>>>

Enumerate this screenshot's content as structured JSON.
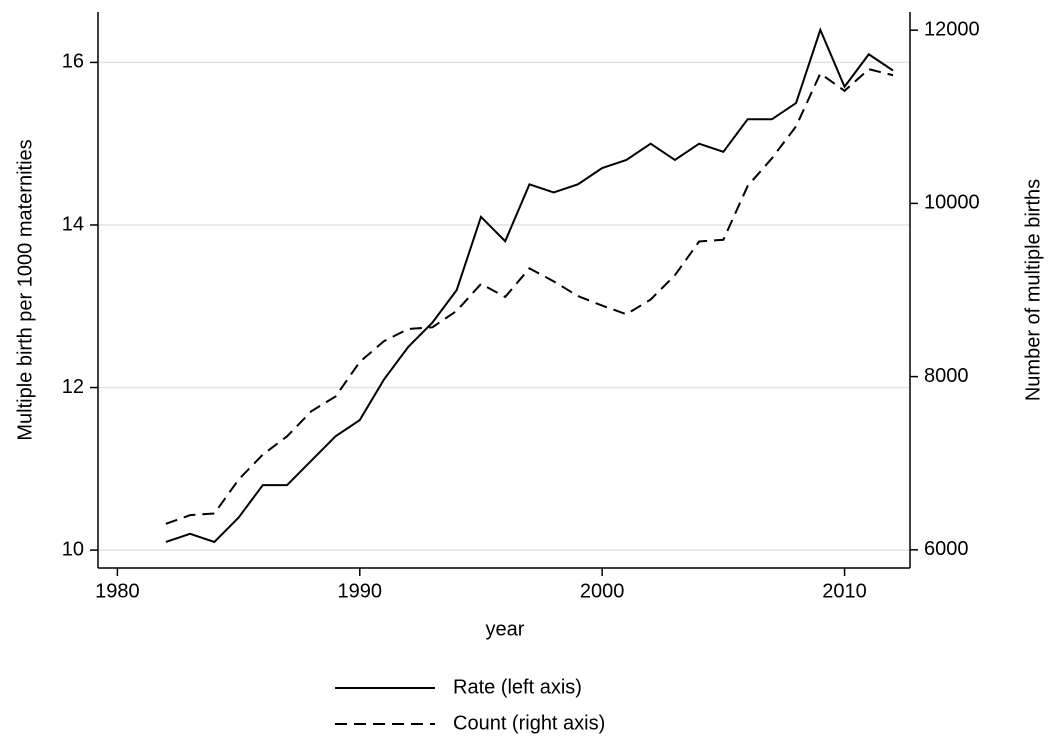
{
  "chart_data": {
    "type": "line",
    "x_label": "year",
    "y_label": "Multiple birth per 1000 maternities",
    "y2_label": "Number of multiple births",
    "x": [
      1982,
      1983,
      1984,
      1985,
      1986,
      1987,
      1988,
      1989,
      1990,
      1991,
      1992,
      1993,
      1994,
      1995,
      1996,
      1997,
      1998,
      1999,
      2000,
      2001,
      2002,
      2003,
      2004,
      2005,
      2006,
      2007,
      2008,
      2009,
      2010,
      2011,
      2012
    ],
    "series": [
      {
        "name": "Rate (left axis)",
        "color": "#000000",
        "dash": "solid",
        "values": [
          10.1,
          10.2,
          10.1,
          10.4,
          10.8,
          10.8,
          11.1,
          11.4,
          11.6,
          12.1,
          12.5,
          12.8,
          13.2,
          14.1,
          13.8,
          14.5,
          14.4,
          14.5,
          14.7,
          14.8,
          15.0,
          14.8,
          15.0,
          14.9,
          15.3,
          15.3,
          15.5,
          16.4,
          15.7,
          16.1,
          15.9
        ]
      },
      {
        "name": "Count (right axis)",
        "color": "#000000",
        "dash": "dashed",
        "axis": "y2",
        "values": [
          6300,
          6400,
          6420,
          6810,
          7100,
          7310,
          7600,
          7770,
          8170,
          8410,
          8550,
          8570,
          8760,
          9070,
          8920,
          9250,
          9100,
          8930,
          8820,
          8720,
          8890,
          9170,
          9560,
          9580,
          10200,
          10520,
          10890,
          11500,
          11300,
          11550,
          11480
        ]
      }
    ],
    "xlim": [
      1979.2,
      2012.7
    ],
    "xticks": [
      1980,
      1990,
      2000,
      2010
    ],
    "ylim": [
      9.78,
      16.62
    ],
    "yticks": [
      10,
      12,
      14,
      16
    ],
    "y2lim": [
      5790,
      12210
    ],
    "y2ticks": [
      6000,
      8000,
      10000,
      12000
    ],
    "grid": true,
    "legend": "bottom"
  }
}
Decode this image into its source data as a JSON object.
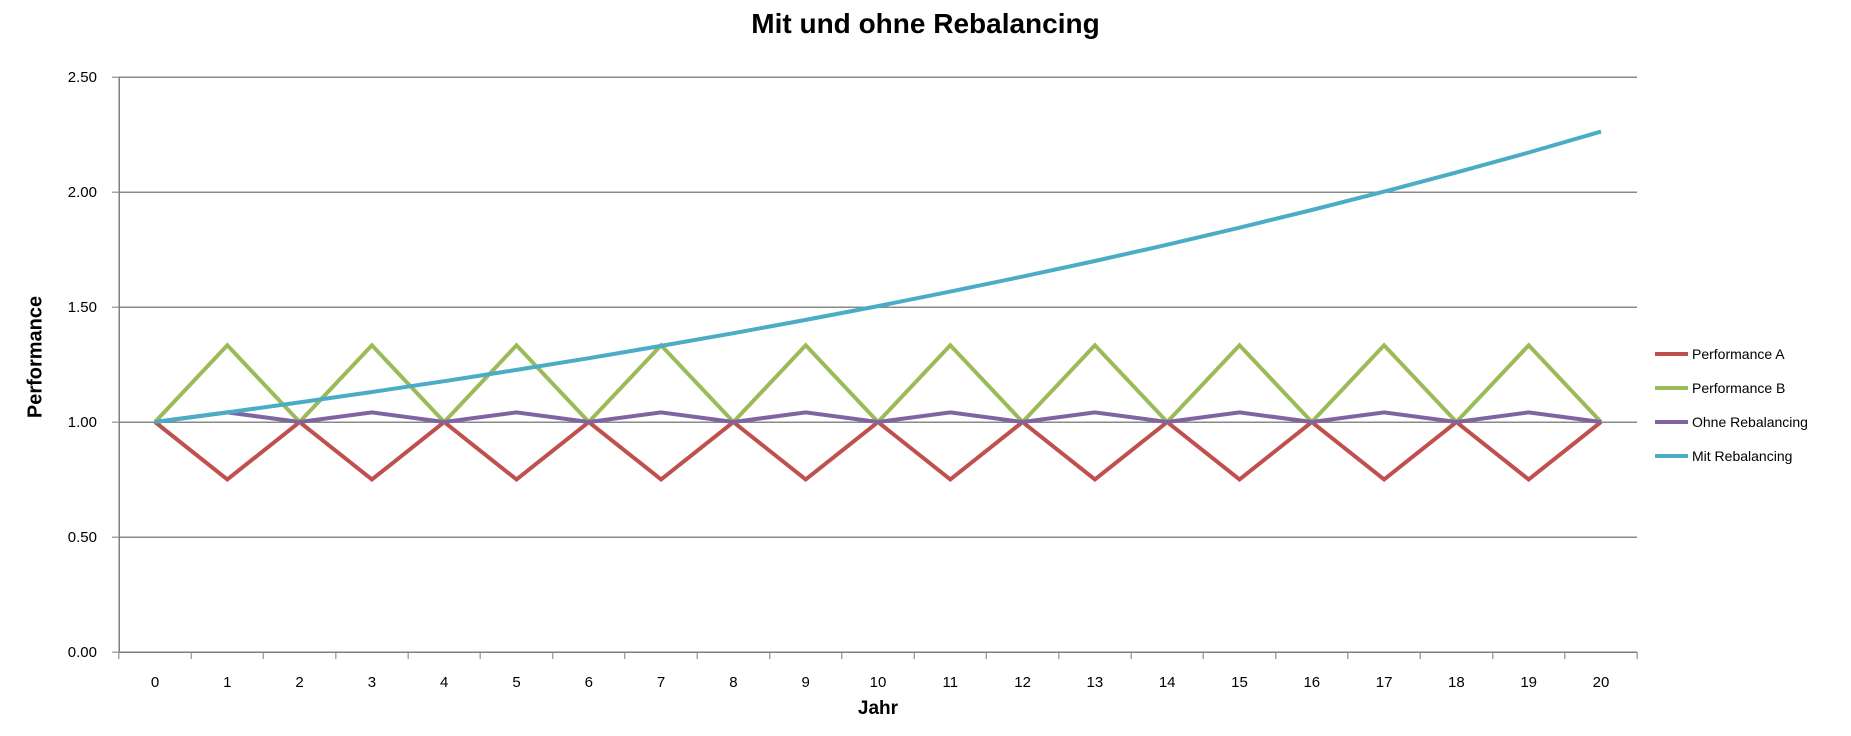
{
  "chart": {
    "title": "Mit und ohne Rebalancing",
    "x_axis_title": "Jahr",
    "y_axis_title": "Performance"
  },
  "chart_data": {
    "type": "line",
    "title": "Mit und ohne Rebalancing",
    "xlabel": "Jahr",
    "ylabel": "Performance",
    "x": [
      0,
      1,
      2,
      3,
      4,
      5,
      6,
      7,
      8,
      9,
      10,
      11,
      12,
      13,
      14,
      15,
      16,
      17,
      18,
      19,
      20
    ],
    "x_tick_labels": [
      "0",
      "1",
      "2",
      "3",
      "4",
      "5",
      "6",
      "7",
      "8",
      "9",
      "10",
      "11",
      "12",
      "13",
      "14",
      "15",
      "16",
      "17",
      "18",
      "19",
      "20"
    ],
    "y_tick_labels": [
      "0.00",
      "0.50",
      "1.00",
      "1.50",
      "2.00",
      "2.50"
    ],
    "ylim": [
      0,
      2.5
    ],
    "y_tick_step": 0.5,
    "grid": true,
    "legend_position": "right",
    "series": [
      {
        "name": "Performance A",
        "color": "#C0504D",
        "values": [
          1.0,
          0.75,
          1.0,
          0.75,
          1.0,
          0.75,
          1.0,
          0.75,
          1.0,
          0.75,
          1.0,
          0.75,
          1.0,
          0.75,
          1.0,
          0.75,
          1.0,
          0.75,
          1.0,
          0.75,
          1.0
        ]
      },
      {
        "name": "Performance B",
        "color": "#9BBB59",
        "values": [
          1.0,
          1.3333,
          1.0,
          1.3333,
          1.0,
          1.3333,
          1.0,
          1.3333,
          1.0,
          1.3333,
          1.0,
          1.3333,
          1.0,
          1.3333,
          1.0,
          1.3333,
          1.0,
          1.3333,
          1.0,
          1.3333,
          1.0
        ]
      },
      {
        "name": "Ohne Rebalancing",
        "color": "#8064A2",
        "values": [
          1.0,
          1.0417,
          1.0,
          1.0417,
          1.0,
          1.0417,
          1.0,
          1.0417,
          1.0,
          1.0417,
          1.0,
          1.0417,
          1.0,
          1.0417,
          1.0,
          1.0417,
          1.0,
          1.0417,
          1.0,
          1.0417,
          1.0
        ]
      },
      {
        "name": "Mit Rebalancing",
        "color": "#4BACC6",
        "values": [
          1.0,
          1.0417,
          1.0851,
          1.1303,
          1.1774,
          1.2264,
          1.2775,
          1.3308,
          1.3862,
          1.444,
          1.5041,
          1.5668,
          1.6321,
          1.7001,
          1.7709,
          1.8447,
          1.9216,
          2.0017,
          2.0851,
          2.1719,
          2.2624
        ]
      }
    ],
    "colors": {
      "background": "#FFFFFF",
      "gridline": "#898989",
      "axis": "#7F7F7F",
      "tick_mark": "#A6A6A6",
      "text": "#000000"
    }
  }
}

<<<

» **Challenge**: In the listing, find all lines with the string "name" and copy them.

» **Output of the exercise**:
        "name": "Rate (left axis)",
        "name": "Count (right axis)",
        "name": "Performance A",
        "name": "Performance B",
        "name": "Ohne Rebalancing",
        "name": "Mit Rebalancing",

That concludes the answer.